TO BE DONE: Write out each line exactly as it stands, please.

── RECORDED DATA

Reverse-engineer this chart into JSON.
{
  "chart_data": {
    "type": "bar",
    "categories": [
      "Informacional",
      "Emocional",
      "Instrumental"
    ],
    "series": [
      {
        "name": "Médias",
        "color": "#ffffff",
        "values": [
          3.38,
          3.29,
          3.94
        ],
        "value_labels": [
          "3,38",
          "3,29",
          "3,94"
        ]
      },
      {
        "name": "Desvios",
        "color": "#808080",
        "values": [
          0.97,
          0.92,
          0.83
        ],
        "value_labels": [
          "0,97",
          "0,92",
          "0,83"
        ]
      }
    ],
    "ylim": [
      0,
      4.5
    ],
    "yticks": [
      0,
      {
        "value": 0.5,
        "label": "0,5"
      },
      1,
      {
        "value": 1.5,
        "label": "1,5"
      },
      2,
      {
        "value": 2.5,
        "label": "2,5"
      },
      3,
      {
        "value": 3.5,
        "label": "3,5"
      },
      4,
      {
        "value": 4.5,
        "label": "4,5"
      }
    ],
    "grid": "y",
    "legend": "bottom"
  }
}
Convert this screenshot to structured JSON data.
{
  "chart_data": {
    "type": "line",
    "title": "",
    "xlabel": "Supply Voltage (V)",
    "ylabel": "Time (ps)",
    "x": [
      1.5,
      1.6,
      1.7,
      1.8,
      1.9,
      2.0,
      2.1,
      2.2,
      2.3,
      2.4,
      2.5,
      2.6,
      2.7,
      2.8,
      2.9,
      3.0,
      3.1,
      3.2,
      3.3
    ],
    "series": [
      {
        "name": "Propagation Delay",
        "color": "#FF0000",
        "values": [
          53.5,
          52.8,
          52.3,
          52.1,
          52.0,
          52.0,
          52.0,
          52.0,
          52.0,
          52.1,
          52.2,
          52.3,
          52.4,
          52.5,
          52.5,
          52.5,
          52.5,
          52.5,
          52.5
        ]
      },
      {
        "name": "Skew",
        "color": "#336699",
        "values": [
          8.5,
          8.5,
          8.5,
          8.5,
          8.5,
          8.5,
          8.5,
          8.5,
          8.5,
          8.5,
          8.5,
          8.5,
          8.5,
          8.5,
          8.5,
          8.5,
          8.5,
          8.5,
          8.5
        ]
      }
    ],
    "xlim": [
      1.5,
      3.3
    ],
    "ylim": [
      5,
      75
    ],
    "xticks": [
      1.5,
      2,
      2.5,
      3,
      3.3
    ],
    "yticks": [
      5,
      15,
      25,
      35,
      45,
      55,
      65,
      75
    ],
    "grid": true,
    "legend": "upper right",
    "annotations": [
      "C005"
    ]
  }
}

────

RESPONSE:
Reverse-engineer this chart into JSON.
{
  "chart_data": {
    "type": "bar",
    "categories": [
      "Informacional",
      "Emocional",
      "Instrumental"
    ],
    "series": [
      {
        "name": "Médias",
        "color": "#ffffff",
        "values": [
          3.38,
          3.29,
          3.94
        ],
        "value_labels": [
          "3,38",
          "3,29",
          "3,94"
        ]
      },
      {
        "name": "Desvios",
        "color": "#808080",
        "values": [
          0.97,
          0.92,
          0.83
        ],
        "value_labels": [
          "0,97",
          "0,92",
          "0,83"
        ]
      }
    ],
    "ylim": [
      0,
      4.5
    ],
    "yticks": [
      0,
      {
        "value": 0.5,
        "label": "0,5"
      },
      1,
      {
        "value": 1.5,
        "label": "1,5"
      },
      2,
      {
        "value": 2.5,
        "label": "2,5"
      },
      3,
      {
        "value": 3.5,
        "label": "3,5"
      },
      4,
      {
        "value": 4.5,
        "label": "4,5"
      }
    ],
    "grid": "y",
    "legend": "bottom"
  }
}
Convert this screenshot to structured JSON data.
{
  "chart_data": {
    "type": "line",
    "title": "",
    "xlabel": "Supply Voltage (V)",
    "ylabel": "Time (ps)",
    "x": [
      1.5,
      1.6,
      1.7,
      1.8,
      1.9,
      2.0,
      2.1,
      2.2,
      2.3,
      2.4,
      2.5,
      2.6,
      2.7,
      2.8,
      2.9,
      3.0,
      3.1,
      3.2,
      3.3
    ],
    "series": [
      {
        "name": "Propagation Delay",
        "color": "#FF0000",
        "values": [
          53.5,
          52.8,
          52.3,
          52.1,
          52.0,
          52.0,
          52.0,
          52.0,
          52.0,
          52.1,
          52.2,
          52.3,
          52.4,
          52.5,
          52.5,
          52.5,
          52.5,
          52.5,
          52.5
        ]
      },
      {
        "name": "Skew",
        "color": "#336699",
        "values": [
          8.5,
          8.5,
          8.5,
          8.5,
          8.5,
          8.5,
          8.5,
          8.5,
          8.5,
          8.5,
          8.5,
          8.5,
          8.5,
          8.5,
          8.5,
          8.5,
          8.5,
          8.5,
          8.5
        ]
      }
    ],
    "xlim": [
      1.5,
      3.3
    ],
    "ylim": [
      5,
      75
    ],
    "xticks": [
      1.5,
      2,
      2.5,
      3,
      3.3
    ],
    "yticks": [
      5,
      15,
      25,
      35,
      45,
      55,
      65,
      75
    ],
    "grid": true,
    "legend": "upper right",
    "annotations": [
      "C005"
    ]
  }
}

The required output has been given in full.